*Stored data*
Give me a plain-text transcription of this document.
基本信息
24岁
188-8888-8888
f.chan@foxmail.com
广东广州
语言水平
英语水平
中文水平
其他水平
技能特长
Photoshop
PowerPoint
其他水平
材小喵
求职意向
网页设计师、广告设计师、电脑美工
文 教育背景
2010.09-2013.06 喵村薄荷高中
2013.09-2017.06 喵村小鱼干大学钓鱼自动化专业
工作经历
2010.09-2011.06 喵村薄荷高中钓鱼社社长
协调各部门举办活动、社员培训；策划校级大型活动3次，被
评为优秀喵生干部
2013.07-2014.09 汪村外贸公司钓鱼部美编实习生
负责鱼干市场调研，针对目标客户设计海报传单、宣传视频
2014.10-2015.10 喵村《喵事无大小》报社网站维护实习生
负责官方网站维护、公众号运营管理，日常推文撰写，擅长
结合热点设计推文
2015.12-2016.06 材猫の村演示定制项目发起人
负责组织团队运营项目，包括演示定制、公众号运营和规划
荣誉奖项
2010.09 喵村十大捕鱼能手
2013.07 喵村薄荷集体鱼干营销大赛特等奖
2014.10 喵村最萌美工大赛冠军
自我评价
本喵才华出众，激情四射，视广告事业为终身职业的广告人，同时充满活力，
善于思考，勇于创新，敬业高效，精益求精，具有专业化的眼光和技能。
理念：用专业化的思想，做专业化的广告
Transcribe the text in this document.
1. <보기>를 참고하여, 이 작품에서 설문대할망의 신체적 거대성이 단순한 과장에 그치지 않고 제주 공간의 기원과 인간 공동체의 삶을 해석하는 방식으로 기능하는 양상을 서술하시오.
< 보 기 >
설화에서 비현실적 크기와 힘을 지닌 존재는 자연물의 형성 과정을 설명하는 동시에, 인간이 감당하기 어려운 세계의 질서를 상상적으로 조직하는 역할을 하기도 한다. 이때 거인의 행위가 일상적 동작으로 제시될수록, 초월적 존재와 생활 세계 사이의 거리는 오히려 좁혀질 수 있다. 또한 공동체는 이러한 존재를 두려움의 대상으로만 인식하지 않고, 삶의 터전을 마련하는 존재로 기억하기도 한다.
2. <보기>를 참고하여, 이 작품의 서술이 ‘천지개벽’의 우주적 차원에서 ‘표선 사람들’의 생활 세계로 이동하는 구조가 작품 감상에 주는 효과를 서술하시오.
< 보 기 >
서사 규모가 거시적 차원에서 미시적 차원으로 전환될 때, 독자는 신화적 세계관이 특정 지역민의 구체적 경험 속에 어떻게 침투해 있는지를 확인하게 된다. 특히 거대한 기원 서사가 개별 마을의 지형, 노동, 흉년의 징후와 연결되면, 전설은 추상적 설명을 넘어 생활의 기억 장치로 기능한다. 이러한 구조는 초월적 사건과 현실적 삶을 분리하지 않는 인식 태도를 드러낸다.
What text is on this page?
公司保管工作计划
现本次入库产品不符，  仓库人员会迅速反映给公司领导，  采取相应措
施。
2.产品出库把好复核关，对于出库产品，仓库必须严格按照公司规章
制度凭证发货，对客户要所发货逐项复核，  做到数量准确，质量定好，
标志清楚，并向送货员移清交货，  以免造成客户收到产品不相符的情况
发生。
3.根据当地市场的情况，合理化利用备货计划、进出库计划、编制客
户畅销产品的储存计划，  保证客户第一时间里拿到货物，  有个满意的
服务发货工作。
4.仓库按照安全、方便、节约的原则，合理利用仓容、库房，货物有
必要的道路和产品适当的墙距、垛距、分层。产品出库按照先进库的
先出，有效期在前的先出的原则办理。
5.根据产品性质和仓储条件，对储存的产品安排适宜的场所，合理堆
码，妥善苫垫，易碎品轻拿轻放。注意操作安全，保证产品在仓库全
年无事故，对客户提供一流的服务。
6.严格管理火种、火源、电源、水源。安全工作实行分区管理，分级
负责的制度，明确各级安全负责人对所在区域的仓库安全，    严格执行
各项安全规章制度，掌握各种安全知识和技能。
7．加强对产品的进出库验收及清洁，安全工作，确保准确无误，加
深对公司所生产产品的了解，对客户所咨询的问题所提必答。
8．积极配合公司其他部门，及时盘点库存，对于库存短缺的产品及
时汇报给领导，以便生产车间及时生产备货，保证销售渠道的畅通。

*CHALLENGE*
All of the data above should be transcribed exactly.

*RESULT*
Give me a plain-text transcription of this document.
基本信息
24岁
188-8888-8888
f.chan@foxmail.com
广东广州
语言水平
英语水平
中文水平
其他水平
技能特长
Photoshop
PowerPoint
其他水平
材小喵
求职意向
网页设计师、广告设计师、电脑美工
文 教育背景
2010.09-2013.06 喵村薄荷高中
2013.09-2017.06 喵村小鱼干大学钓鱼自动化专业
工作经历
2010.09-2011.06 喵村薄荷高中钓鱼社社长
协调各部门举办活动、社员培训；策划校级大型活动3次，被
评为优秀喵生干部
2013.07-2014.09 汪村外贸公司钓鱼部美编实习生
负责鱼干市场调研，针对目标客户设计海报传单、宣传视频
2014.10-2015.10 喵村《喵事无大小》报社网站维护实习生
负责官方网站维护、公众号运营管理，日常推文撰写，擅长
结合热点设计推文
2015.12-2016.06 材猫の村演示定制项目发起人
负责组织团队运营项目，包括演示定制、公众号运营和规划
荣誉奖项
2010.09 喵村十大捕鱼能手
2013.07 喵村薄荷集体鱼干营销大赛特等奖
2014.10 喵村最萌美工大赛冠军
自我评价
本喵才华出众，激情四射，视广告事业为终身职业的广告人，同时充满活力，
善于思考，勇于创新，敬业高效，精益求精，具有专业化的眼光和技能。
理念：用专业化的思想，做专业化的广告
Transcribe the text in this document.
1. <보기>를 참고하여, 이 작품에서 설문대할망의 신체적 거대성이 단순한 과장에 그치지 않고 제주 공간의 기원과 인간 공동체의 삶을 해석하는 방식으로 기능하는 양상을 서술하시오.
< 보 기 >
설화에서 비현실적 크기와 힘을 지닌 존재는 자연물의 형성 과정을 설명하는 동시에, 인간이 감당하기 어려운 세계의 질서를 상상적으로 조직하는 역할을 하기도 한다. 이때 거인의 행위가 일상적 동작으로 제시될수록, 초월적 존재와 생활 세계 사이의 거리는 오히려 좁혀질 수 있다. 또한 공동체는 이러한 존재를 두려움의 대상으로만 인식하지 않고, 삶의 터전을 마련하는 존재로 기억하기도 한다.
2. <보기>를 참고하여, 이 작품의 서술이 ‘천지개벽’의 우주적 차원에서 ‘표선 사람들’의 생활 세계로 이동하는 구조가 작품 감상에 주는 효과를 서술하시오.
< 보 기 >
서사 규모가 거시적 차원에서 미시적 차원으로 전환될 때, 독자는 신화적 세계관이 특정 지역민의 구체적 경험 속에 어떻게 침투해 있는지를 확인하게 된다. 특히 거대한 기원 서사가 개별 마을의 지형, 노동, 흉년의 징후와 연결되면, 전설은 추상적 설명을 넘어 생활의 기억 장치로 기능한다. 이러한 구조는 초월적 사건과 현실적 삶을 분리하지 않는 인식 태도를 드러낸다.
What text is on this page?
公司保管工作计划
现本次入库产品不符，  仓库人员会迅速反映给公司领导，  采取相应措
施。
2.产品出库把好复核关，对于出库产品，仓库必须严格按照公司规章
制度凭证发货，对客户要所发货逐项复核，  做到数量准确，质量定好，
标志清楚，并向送货员移清交货，  以免造成客户收到产品不相符的情况
发生。
3.根据当地市场的情况，合理化利用备货计划、进出库计划、编制客
户畅销产品的储存计划，  保证客户第一时间里拿到货物，  有个满意的
服务发货工作。
4.仓库按照安全、方便、节约的原则，合理利用仓容、库房，货物有
必要的道路和产品适当的墙距、垛距、分层。产品出库按照先进库的
先出，有效期在前的先出的原则办理。
5.根据产品性质和仓储条件，对储存的产品安排适宜的场所，合理堆
码，妥善苫垫，易碎品轻拿轻放。注意操作安全，保证产品在仓库全
年无事故，对客户提供一流的服务。
6.严格管理火种、火源、电源、水源。安全工作实行分区管理，分级
负责的制度，明确各级安全负责人对所在区域的仓库安全，    严格执行
各项安全规章制度，掌握各种安全知识和技能。
7．加强对产品的进出库验收及清洁，安全工作，确保准确无误，加
深对公司所生产产品的了解，对客户所咨询的问题所提必答。
8．积极配合公司其他部门，及时盘点库存，对于库存短缺的产品及
时汇报给领导，以便生产车间及时生产备货，保证销售渠道的畅通。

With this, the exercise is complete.